**The exercise:**
Give the records back in full, exactly as they read.

**Dataset extract:**
*-*-*

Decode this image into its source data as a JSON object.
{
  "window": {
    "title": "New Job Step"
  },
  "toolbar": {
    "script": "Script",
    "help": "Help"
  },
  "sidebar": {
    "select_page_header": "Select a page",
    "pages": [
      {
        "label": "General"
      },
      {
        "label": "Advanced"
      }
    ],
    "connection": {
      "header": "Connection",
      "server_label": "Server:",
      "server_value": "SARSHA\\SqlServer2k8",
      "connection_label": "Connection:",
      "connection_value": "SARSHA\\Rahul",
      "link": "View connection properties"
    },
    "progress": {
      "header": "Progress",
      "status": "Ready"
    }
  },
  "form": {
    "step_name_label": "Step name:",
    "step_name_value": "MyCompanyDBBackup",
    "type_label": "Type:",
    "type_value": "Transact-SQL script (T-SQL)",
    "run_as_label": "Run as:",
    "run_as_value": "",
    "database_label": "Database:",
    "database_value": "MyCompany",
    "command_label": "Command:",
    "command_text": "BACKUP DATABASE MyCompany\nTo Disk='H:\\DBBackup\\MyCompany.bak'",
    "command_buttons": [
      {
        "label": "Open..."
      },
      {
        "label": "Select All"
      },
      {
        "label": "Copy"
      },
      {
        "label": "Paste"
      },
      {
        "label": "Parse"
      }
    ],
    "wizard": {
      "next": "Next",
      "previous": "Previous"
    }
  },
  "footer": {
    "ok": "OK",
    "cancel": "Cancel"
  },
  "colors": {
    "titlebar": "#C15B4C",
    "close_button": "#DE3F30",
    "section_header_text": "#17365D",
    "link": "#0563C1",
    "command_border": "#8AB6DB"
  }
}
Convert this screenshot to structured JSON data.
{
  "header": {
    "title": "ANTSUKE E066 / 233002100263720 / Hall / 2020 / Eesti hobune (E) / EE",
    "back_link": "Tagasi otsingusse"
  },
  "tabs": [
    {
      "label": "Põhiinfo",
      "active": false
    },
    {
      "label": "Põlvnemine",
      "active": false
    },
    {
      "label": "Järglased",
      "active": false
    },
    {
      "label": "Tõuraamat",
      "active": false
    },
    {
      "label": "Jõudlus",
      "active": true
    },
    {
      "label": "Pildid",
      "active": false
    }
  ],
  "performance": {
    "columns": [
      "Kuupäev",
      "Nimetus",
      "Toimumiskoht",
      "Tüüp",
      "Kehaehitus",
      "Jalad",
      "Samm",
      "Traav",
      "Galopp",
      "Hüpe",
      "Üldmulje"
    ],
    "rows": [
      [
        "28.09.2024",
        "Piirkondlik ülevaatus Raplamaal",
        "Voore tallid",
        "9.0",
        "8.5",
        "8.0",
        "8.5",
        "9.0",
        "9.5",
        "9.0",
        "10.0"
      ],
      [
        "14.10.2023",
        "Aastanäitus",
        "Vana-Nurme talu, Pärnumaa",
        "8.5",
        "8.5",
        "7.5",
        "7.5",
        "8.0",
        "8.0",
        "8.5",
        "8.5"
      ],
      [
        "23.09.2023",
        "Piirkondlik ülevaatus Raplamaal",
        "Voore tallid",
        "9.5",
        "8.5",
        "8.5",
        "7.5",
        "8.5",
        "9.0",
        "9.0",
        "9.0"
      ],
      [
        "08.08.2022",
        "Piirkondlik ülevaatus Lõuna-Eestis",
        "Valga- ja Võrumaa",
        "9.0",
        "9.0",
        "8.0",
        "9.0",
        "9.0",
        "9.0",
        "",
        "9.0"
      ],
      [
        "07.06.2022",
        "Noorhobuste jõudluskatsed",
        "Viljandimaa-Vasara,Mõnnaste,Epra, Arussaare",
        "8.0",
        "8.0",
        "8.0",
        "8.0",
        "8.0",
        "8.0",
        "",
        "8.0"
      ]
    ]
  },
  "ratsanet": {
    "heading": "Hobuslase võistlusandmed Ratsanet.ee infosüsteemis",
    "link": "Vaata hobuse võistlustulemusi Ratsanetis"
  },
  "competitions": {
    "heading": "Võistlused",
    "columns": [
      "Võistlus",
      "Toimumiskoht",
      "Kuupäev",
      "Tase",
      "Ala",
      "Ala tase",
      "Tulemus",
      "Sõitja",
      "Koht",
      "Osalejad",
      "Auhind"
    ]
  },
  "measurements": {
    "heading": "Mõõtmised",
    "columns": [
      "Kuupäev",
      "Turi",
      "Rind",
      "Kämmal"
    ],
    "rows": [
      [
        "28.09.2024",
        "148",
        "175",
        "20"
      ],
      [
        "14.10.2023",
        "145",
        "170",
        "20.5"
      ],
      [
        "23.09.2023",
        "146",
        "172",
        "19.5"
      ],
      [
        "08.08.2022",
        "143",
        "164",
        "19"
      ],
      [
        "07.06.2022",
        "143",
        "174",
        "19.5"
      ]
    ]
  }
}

*-*-*

**Written solution:**
Decode this image into its source data as a JSON object.
{
  "window": {
    "title": "New Job Step"
  },
  "toolbar": {
    "script": "Script",
    "help": "Help"
  },
  "sidebar": {
    "select_page_header": "Select a page",
    "pages": [
      {
        "label": "General"
      },
      {
        "label": "Advanced"
      }
    ],
    "connection": {
      "header": "Connection",
      "server_label": "Server:",
      "server_value": "SARSHA\\SqlServer2k8",
      "connection_label": "Connection:",
      "connection_value": "SARSHA\\Rahul",
      "link": "View connection properties"
    },
    "progress": {
      "header": "Progress",
      "status": "Ready"
    }
  },
  "form": {
    "step_name_label": "Step name:",
    "step_name_value": "MyCompanyDBBackup",
    "type_label": "Type:",
    "type_value": "Transact-SQL script (T-SQL)",
    "run_as_label": "Run as:",
    "run_as_value": "",
    "database_label": "Database:",
    "database_value": "MyCompany",
    "command_label": "Command:",
    "command_text": "BACKUP DATABASE MyCompany\nTo Disk='H:\\DBBackup\\MyCompany.bak'",
    "command_buttons": [
      {
        "label": "Open..."
      },
      {
        "label": "Select All"
      },
      {
        "label": "Copy"
      },
      {
        "label": "Paste"
      },
      {
        "label": "Parse"
      }
    ],
    "wizard": {
      "next": "Next",
      "previous": "Previous"
    }
  },
  "footer": {
    "ok": "OK",
    "cancel": "Cancel"
  },
  "colors": {
    "titlebar": "#C15B4C",
    "close_button": "#DE3F30",
    "section_header_text": "#17365D",
    "link": "#0563C1",
    "command_border": "#8AB6DB"
  }
}
Convert this screenshot to structured JSON data.
{
  "header": {
    "title": "ANTSUKE E066 / 233002100263720 / Hall / 2020 / Eesti hobune (E) / EE",
    "back_link": "Tagasi otsingusse"
  },
  "tabs": [
    {
      "label": "Põhiinfo",
      "active": false
    },
    {
      "label": "Põlvnemine",
      "active": false
    },
    {
      "label": "Järglased",
      "active": false
    },
    {
      "label": "Tõuraamat",
      "active": false
    },
    {
      "label": "Jõudlus",
      "active": true
    },
    {
      "label": "Pildid",
      "active": false
    }
  ],
  "performance": {
    "columns": [
      "Kuupäev",
      "Nimetus",
      "Toimumiskoht",
      "Tüüp",
      "Kehaehitus",
      "Jalad",
      "Samm",
      "Traav",
      "Galopp",
      "Hüpe",
      "Üldmulje"
    ],
    "rows": [
      [
        "28.09.2024",
        "Piirkondlik ülevaatus Raplamaal",
        "Voore tallid",
        "9.0",
        "8.5",
        "8.0",
        "8.5",
        "9.0",
        "9.5",
        "9.0",
        "10.0"
      ],
      [
        "14.10.2023",
        "Aastanäitus",
        "Vana-Nurme talu, Pärnumaa",
        "8.5",
        "8.5",
        "7.5",
        "7.5",
        "8.0",
        "8.0",
        "8.5",
        "8.5"
      ],
      [
        "23.09.2023",
        "Piirkondlik ülevaatus Raplamaal",
        "Voore tallid",
        "9.5",
        "8.5",
        "8.5",
        "7.5",
        "8.5",
        "9.0",
        "9.0",
        "9.0"
      ],
      [
        "08.08.2022",
        "Piirkondlik ülevaatus Lõuna-Eestis",
        "Valga- ja Võrumaa",
        "9.0",
        "9.0",
        "8.0",
        "9.0",
        "9.0",
        "9.0",
        "",
        "9.0"
      ],
      [
        "07.06.2022",
        "Noorhobuste jõudluskatsed",
        "Viljandimaa-Vasara,Mõnnaste,Epra, Arussaare",
        "8.0",
        "8.0",
        "8.0",
        "8.0",
        "8.0",
        "8.0",
        "",
        "8.0"
      ]
    ]
  },
  "ratsanet": {
    "heading": "Hobuslase võistlusandmed Ratsanet.ee infosüsteemis",
    "link": "Vaata hobuse võistlustulemusi Ratsanetis"
  },
  "competitions": {
    "heading": "Võistlused",
    "columns": [
      "Võistlus",
      "Toimumiskoht",
      "Kuupäev",
      "Tase",
      "Ala",
      "Ala tase",
      "Tulemus",
      "Sõitja",
      "Koht",
      "Osalejad",
      "Auhind"
    ]
  },
  "measurements": {
    "heading": "Mõõtmised",
    "columns": [
      "Kuupäev",
      "Turi",
      "Rind",
      "Kämmal"
    ],
    "rows": [
      [
        "28.09.2024",
        "148",
        "175",
        "20"
      ],
      [
        "14.10.2023",
        "145",
        "170",
        "20.5"
      ],
      [
        "23.09.2023",
        "146",
        "172",
        "19.5"
      ],
      [
        "08.08.2022",
        "143",
        "164",
        "19"
      ],
      [
        "07.06.2022",
        "143",
        "174",
        "19.5"
      ]
    ]
  }
}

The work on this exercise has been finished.